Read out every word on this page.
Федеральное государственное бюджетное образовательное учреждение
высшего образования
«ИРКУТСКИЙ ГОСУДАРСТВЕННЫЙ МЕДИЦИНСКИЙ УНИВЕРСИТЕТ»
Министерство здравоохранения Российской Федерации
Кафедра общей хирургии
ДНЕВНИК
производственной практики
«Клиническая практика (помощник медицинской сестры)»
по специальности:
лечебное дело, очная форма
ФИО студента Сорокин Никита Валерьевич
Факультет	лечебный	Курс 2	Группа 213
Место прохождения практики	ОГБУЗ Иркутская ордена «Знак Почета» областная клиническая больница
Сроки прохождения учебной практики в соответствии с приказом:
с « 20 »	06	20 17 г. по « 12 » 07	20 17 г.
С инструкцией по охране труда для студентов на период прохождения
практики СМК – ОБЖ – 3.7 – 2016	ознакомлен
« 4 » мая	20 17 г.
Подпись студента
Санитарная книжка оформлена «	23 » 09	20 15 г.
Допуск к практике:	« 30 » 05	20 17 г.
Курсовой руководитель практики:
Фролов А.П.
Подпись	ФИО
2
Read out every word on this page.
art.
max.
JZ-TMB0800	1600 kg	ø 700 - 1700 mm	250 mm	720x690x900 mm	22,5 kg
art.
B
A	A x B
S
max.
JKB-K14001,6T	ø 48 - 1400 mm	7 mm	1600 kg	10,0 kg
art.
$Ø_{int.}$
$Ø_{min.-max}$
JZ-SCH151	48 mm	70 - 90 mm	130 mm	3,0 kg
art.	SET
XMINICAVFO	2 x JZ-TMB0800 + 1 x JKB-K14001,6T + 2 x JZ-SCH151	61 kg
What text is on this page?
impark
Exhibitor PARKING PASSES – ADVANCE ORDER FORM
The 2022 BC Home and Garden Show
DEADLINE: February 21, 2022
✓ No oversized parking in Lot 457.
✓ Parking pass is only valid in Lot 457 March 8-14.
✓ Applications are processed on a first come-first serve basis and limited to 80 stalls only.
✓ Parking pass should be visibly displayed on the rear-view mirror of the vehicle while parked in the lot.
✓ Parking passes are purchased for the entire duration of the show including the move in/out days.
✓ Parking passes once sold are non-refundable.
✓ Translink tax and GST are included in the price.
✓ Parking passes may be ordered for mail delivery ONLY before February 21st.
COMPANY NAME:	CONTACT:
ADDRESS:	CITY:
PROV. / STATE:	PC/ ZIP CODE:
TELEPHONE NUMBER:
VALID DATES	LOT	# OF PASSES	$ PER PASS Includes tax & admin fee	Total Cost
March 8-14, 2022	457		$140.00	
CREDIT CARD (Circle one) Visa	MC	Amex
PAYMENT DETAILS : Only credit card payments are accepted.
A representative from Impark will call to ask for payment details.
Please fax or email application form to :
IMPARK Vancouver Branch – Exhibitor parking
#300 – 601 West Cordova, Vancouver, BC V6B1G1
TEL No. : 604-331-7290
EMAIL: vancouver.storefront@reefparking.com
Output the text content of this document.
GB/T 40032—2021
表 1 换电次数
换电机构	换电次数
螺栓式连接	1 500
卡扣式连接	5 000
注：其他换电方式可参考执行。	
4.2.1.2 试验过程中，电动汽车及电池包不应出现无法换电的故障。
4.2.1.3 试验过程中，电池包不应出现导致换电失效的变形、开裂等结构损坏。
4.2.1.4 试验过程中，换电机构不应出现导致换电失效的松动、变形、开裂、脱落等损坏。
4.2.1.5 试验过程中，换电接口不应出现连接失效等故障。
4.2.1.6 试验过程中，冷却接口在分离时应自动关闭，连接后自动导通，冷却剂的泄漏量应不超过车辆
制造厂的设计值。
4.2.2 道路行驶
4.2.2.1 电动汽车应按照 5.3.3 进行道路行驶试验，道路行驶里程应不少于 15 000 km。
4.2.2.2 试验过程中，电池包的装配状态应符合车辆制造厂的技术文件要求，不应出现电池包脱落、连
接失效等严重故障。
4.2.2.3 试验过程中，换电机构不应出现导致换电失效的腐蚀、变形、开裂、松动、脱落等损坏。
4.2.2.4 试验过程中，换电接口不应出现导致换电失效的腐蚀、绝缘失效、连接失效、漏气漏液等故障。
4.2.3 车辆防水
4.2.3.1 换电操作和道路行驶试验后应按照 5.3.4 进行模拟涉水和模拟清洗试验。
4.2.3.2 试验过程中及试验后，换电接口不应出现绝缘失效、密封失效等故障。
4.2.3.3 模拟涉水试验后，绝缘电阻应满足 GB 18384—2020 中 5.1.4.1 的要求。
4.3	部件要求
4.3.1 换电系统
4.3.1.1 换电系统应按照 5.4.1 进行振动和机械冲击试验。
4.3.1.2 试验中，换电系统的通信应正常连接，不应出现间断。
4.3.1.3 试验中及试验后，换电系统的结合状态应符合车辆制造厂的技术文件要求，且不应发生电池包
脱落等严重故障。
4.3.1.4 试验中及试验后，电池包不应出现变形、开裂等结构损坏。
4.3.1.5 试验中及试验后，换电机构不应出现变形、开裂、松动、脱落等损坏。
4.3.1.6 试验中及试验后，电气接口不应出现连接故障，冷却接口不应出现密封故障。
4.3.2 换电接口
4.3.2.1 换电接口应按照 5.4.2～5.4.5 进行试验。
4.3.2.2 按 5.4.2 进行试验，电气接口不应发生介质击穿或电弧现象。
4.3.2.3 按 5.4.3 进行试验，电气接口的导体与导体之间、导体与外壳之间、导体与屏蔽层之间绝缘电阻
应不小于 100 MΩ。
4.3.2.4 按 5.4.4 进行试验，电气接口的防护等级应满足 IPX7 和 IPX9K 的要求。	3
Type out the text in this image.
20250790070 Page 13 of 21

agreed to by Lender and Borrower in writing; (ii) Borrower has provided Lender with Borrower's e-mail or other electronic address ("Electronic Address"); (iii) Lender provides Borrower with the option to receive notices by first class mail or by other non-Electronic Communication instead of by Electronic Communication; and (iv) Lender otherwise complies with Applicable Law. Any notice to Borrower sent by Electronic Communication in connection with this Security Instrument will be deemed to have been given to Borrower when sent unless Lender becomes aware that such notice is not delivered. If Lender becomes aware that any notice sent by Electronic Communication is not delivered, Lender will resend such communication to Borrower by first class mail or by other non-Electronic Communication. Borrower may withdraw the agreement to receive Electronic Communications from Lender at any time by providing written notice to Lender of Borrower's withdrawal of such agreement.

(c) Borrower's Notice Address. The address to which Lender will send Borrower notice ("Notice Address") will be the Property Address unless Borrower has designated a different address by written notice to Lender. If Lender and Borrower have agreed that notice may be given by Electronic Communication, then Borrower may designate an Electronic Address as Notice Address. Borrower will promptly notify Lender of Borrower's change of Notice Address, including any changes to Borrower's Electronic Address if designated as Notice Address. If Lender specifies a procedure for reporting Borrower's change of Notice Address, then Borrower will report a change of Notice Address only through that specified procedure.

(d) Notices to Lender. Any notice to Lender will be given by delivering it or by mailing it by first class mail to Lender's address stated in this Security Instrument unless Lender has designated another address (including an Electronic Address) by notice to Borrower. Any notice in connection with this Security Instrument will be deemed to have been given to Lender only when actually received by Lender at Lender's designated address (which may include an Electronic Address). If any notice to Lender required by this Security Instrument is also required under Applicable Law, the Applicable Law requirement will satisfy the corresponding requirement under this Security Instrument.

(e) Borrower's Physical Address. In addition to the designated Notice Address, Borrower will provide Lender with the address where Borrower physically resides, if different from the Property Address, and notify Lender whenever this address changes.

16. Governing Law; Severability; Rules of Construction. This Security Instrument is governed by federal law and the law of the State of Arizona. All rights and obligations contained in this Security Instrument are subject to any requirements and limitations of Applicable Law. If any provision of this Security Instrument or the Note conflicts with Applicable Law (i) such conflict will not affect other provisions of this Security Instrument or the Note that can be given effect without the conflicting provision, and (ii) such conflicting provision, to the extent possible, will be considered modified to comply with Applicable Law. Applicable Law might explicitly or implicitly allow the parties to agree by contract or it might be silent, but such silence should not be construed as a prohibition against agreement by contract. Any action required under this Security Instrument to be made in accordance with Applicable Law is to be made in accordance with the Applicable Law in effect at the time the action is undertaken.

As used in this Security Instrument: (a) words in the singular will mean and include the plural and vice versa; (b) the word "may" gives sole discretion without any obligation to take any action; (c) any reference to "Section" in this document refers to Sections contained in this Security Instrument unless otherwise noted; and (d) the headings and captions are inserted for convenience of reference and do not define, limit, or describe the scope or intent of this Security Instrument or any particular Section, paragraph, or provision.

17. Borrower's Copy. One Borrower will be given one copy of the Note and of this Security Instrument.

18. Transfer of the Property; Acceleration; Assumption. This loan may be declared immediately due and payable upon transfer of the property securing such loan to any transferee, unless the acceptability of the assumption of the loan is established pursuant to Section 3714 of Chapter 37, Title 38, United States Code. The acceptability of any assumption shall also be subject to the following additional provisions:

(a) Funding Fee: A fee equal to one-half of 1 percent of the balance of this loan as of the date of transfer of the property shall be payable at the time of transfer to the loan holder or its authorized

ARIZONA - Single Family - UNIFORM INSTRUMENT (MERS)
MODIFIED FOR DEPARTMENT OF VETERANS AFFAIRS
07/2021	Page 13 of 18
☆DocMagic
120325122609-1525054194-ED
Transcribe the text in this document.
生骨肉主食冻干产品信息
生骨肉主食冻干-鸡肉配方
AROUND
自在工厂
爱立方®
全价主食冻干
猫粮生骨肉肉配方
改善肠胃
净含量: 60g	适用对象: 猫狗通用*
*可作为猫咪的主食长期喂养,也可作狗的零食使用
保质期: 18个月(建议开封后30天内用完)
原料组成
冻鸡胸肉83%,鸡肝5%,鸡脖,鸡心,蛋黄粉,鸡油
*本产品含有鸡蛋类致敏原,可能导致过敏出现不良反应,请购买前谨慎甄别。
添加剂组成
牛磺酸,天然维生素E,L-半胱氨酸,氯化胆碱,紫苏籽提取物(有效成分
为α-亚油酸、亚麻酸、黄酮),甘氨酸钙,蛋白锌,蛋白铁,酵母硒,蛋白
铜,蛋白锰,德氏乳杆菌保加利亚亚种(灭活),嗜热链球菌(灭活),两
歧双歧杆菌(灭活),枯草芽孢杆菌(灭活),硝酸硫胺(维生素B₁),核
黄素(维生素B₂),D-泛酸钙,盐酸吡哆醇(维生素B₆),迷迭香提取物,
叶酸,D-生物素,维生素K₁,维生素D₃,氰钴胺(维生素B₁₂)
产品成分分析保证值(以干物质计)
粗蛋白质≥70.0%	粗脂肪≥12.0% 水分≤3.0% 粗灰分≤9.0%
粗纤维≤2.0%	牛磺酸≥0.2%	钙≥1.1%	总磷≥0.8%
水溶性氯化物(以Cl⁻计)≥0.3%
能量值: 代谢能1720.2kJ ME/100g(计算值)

THE PROBLEM
Quote exactly what appears from the line containing "Transcribe the text in this document." through the final line of the listing above, including both of those lines.

WRITTEN ANSWER
Transcribe the text in this document.
生骨肉主食冻干产品信息
生骨肉主食冻干-鸡肉配方
AROUND
自在工厂
爱立方®
全价主食冻干
猫粮生骨肉肉配方
改善肠胃
净含量: 60g	适用对象: 猫狗通用*
*可作为猫咪的主食长期喂养,也可作狗的零食使用
保质期: 18个月(建议开封后30天内用完)
原料组成
冻鸡胸肉83%,鸡肝5%,鸡脖,鸡心,蛋黄粉,鸡油
*本产品含有鸡蛋类致敏原,可能导致过敏出现不良反应,请购买前谨慎甄别。
添加剂组成
牛磺酸,天然维生素E,L-半胱氨酸,氯化胆碱,紫苏籽提取物(有效成分
为α-亚油酸、亚麻酸、黄酮),甘氨酸钙,蛋白锌,蛋白铁,酵母硒,蛋白
铜,蛋白锰,德氏乳杆菌保加利亚亚种(灭活),嗜热链球菌(灭活),两
歧双歧杆菌(灭活),枯草芽孢杆菌(灭活),硝酸硫胺(维生素B₁),核
黄素(维生素B₂),D-泛酸钙,盐酸吡哆醇(维生素B₆),迷迭香提取物,
叶酸,D-生物素,维生素K₁,维生素D₃,氰钴胺(维生素B₁₂)
产品成分分析保证值(以干物质计)
粗蛋白质≥70.0%	粗脂肪≥12.0% 水分≤3.0% 粗灰分≤9.0%
粗纤维≤2.0%	牛磺酸≥0.2%	钙≥1.1%	总磷≥0.8%
水溶性氯化物(以Cl⁻计)≥0.3%
能量值: 代谢能1720.2kJ ME/100g(计算值)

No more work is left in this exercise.